:: PROBLEM TO WORK ON ::
List each line of the data in which the string "period" appears.

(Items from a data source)
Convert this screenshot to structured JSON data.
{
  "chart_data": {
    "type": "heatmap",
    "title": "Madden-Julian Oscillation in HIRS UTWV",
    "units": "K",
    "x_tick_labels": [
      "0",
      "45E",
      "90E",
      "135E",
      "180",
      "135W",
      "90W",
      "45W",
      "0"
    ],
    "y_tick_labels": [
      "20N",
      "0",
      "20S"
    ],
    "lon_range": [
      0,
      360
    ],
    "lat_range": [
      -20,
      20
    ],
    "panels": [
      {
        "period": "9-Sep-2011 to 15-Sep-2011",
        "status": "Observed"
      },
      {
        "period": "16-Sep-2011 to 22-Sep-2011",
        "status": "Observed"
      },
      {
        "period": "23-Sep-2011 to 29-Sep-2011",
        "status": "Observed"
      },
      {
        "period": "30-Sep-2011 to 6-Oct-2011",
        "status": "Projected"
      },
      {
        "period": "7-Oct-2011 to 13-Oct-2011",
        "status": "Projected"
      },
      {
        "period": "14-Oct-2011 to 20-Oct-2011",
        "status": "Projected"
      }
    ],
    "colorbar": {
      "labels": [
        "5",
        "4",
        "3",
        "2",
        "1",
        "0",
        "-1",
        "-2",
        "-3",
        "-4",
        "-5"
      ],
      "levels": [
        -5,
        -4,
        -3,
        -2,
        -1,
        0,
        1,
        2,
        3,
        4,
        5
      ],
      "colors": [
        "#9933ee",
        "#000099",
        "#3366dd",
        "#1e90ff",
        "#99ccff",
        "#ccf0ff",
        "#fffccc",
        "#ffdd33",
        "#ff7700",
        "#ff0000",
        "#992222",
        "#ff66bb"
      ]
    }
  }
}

:: SOLUTION TO THE EXERCISE ::
        "period": "9-Sep-2011 to 15-Sep-2011",
        "period": "16-Sep-2011 to 22-Sep-2011",
        "period": "23-Sep-2011 to 29-Sep-2011",
        "period": "30-Sep-2011 to 6-Oct-2011",
        "period": "7-Oct-2011 to 13-Oct-2011",
        "period": "14-Oct-2011 to 20-Oct-2011",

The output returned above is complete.